THE DATA:
------------
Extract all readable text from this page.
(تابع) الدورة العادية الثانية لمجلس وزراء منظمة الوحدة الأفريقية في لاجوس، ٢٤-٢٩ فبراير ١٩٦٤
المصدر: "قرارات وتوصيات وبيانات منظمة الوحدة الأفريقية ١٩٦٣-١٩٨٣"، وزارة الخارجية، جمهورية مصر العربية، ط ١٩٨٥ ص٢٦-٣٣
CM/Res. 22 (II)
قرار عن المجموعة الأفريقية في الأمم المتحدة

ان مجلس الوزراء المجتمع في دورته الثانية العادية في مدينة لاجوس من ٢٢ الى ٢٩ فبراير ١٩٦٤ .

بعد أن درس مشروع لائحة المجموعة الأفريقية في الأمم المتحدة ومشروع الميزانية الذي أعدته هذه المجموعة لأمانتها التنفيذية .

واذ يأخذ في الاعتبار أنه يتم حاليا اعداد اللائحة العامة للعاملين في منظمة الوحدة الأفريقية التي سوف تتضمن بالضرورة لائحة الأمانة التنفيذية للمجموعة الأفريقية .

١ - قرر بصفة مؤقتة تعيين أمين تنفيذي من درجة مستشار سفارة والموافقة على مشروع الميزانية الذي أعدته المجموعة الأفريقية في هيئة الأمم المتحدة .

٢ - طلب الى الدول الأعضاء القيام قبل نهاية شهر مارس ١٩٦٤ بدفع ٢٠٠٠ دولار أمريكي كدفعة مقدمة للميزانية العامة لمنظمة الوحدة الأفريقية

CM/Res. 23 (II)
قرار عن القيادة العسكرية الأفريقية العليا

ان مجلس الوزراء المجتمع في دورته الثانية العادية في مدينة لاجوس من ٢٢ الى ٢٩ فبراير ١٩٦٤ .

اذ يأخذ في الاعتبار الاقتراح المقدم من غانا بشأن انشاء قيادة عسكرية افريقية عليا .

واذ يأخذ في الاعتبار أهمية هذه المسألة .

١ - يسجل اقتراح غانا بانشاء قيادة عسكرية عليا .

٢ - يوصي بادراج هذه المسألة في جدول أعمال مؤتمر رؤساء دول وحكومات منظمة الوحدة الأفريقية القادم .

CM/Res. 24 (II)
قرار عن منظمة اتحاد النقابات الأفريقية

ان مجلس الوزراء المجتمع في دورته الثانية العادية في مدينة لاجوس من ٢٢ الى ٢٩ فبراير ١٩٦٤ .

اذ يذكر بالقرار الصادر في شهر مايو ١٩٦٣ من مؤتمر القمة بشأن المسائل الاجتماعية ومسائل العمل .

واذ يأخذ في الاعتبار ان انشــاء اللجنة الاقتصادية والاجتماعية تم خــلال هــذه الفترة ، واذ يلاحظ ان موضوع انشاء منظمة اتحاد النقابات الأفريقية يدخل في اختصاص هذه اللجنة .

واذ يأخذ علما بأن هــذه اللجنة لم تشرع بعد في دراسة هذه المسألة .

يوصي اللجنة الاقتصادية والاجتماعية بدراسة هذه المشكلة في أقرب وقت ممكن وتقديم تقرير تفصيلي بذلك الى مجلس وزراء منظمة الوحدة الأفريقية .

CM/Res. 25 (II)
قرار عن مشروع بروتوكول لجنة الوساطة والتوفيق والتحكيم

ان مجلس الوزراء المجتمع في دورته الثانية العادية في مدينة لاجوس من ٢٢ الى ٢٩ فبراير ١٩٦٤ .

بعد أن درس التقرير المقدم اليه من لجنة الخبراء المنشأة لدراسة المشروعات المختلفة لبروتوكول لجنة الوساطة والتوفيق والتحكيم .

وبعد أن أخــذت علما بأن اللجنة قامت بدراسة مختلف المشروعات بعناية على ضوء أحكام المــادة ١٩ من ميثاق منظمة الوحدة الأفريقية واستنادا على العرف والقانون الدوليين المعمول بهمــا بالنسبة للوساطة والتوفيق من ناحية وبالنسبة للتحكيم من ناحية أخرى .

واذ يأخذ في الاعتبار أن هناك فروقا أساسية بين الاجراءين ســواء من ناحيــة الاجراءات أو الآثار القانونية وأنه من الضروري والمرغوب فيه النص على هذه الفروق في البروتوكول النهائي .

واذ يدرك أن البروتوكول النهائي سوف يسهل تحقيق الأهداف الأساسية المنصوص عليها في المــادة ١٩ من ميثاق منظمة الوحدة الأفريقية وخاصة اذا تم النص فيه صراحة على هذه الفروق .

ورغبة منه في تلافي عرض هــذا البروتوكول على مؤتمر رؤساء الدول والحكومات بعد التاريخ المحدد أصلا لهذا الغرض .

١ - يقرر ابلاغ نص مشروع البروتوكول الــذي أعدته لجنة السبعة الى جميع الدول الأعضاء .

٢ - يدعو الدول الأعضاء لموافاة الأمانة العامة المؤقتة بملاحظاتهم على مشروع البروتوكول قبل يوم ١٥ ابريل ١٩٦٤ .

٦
------------
Each line that has the word "الأعضاء" should be copied.

٢ - طلب الى الدول الأعضاء القيام قبل نهاية شهر مارس ١٩٦٤ بدفع ٢٠٠٠ دولار أمريكي كدفعة مقدمة للميزانية العامة لمنظمة الوحدة الأفريقية
١ - يقرر ابلاغ نص مشروع البروتوكول الــذي أعدته لجنة السبعة الى جميع الدول الأعضاء .
٢ - يدعو الدول الأعضاء لموافاة الأمانة العامة المؤقتة بملاحظاتهم على مشروع البروتوكول قبل يوم ١٥ ابريل ١٩٦٤ .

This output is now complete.